ENTRIES SHOWN
****
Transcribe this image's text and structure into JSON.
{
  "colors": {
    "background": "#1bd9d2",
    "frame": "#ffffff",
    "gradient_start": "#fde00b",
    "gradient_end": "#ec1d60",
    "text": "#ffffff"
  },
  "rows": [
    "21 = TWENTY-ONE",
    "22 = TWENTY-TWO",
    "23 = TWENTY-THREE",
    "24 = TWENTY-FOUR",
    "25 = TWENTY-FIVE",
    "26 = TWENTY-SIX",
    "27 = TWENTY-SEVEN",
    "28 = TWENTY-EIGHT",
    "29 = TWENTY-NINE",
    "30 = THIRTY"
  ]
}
****
WORK TO COMPLETE
Search the entries for the word "text", then list each line that holds it.

RESULT FOR THIS TASK
Transcribe this image's text and structure into JSON.
    "text": "#ffffff"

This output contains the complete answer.